Data section

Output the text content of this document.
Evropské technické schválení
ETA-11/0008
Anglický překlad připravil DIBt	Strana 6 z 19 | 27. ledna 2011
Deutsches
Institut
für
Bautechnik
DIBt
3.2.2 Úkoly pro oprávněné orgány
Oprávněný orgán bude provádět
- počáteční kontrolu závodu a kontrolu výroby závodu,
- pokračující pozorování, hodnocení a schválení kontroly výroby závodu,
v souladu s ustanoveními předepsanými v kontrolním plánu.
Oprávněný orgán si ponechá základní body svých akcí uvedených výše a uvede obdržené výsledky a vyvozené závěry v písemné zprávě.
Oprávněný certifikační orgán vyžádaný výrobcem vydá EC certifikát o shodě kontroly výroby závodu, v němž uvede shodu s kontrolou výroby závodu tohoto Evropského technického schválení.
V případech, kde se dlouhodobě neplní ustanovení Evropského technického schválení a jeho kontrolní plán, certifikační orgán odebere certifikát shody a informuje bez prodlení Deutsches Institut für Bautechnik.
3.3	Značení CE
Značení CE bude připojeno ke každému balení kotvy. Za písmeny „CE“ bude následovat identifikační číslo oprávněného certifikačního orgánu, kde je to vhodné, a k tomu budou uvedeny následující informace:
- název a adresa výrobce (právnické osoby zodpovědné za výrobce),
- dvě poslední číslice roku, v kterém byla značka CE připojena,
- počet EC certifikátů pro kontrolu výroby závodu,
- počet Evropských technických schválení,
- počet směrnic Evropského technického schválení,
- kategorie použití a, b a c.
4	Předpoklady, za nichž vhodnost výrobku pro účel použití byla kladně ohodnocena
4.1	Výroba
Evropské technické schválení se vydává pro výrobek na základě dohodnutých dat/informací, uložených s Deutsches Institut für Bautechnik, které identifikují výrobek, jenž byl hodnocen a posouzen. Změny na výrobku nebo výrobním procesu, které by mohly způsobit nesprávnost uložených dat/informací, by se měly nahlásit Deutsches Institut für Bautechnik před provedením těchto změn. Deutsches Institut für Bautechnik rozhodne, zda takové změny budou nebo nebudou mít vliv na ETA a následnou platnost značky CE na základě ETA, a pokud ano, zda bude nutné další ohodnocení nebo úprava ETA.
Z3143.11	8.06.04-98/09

...

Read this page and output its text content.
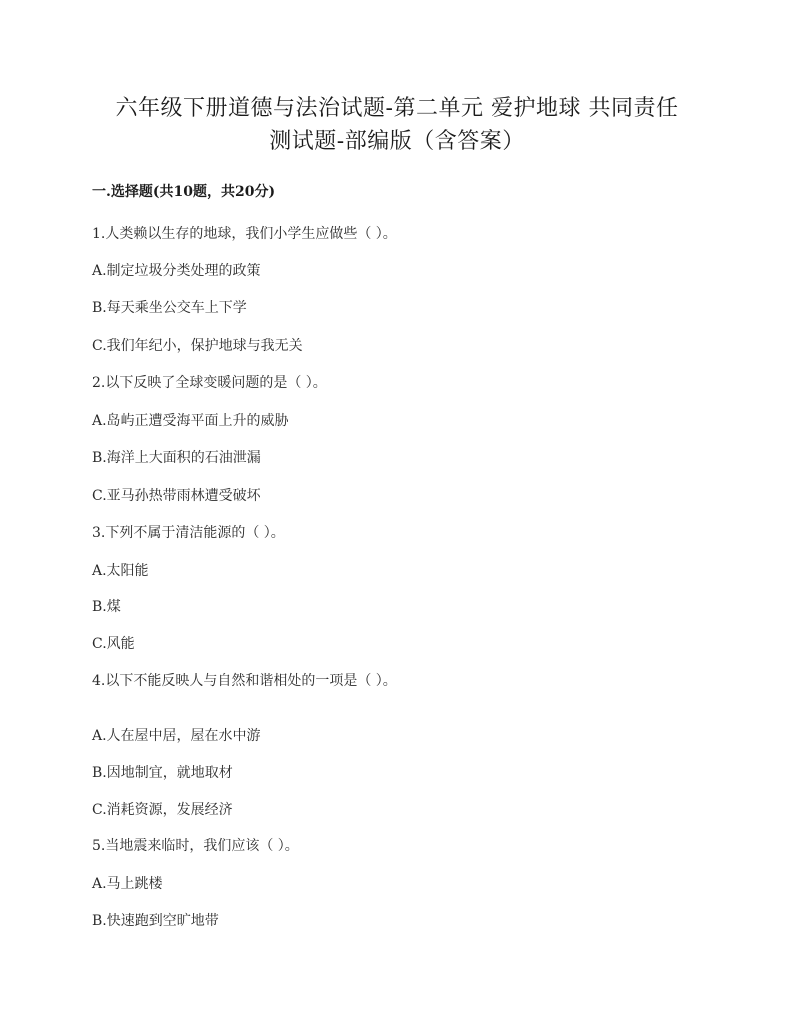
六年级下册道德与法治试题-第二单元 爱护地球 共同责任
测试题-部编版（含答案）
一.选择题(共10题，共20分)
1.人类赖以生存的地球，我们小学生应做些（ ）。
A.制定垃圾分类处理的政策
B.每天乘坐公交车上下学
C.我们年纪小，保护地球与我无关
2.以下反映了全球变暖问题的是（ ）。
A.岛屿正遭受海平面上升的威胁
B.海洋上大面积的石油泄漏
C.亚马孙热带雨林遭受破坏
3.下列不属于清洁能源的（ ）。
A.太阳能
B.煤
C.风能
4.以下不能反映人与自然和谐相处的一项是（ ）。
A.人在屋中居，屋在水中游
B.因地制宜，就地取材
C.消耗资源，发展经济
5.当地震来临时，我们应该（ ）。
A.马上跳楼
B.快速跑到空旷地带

Stated problem
Only lines that contain the word "bude" are wanted; copy each of them.

Output of the exercise
Oprávněný orgán bude provádět
Značení CE bude připojeno ke každému balení kotvy. Za písmeny „CE“ bude následovat identifikační číslo oprávněného certifikačního orgánu, kde je to vhodné, a k tomu budou uvedeny následující informace:
Evropské technické schválení se vydává pro výrobek na základě dohodnutých dat/informací, uložených s Deutsches Institut für Bautechnik, které identifikují výrobek, jenž byl hodnocen a posouzen. Změny na výrobku nebo výrobním procesu, které by mohly způsobit nesprávnost uložených dat/informací, by se měly nahlásit Deutsches Institut für Bautechnik před provedením těchto změn. Deutsches Institut für Bautechnik rozhodne, zda takové změny budou nebo nebudou mít vliv na ETA a následnou platnost značky CE na základě ETA, a pokud ano, zda bude nutné další ohodnocení nebo úprava ETA.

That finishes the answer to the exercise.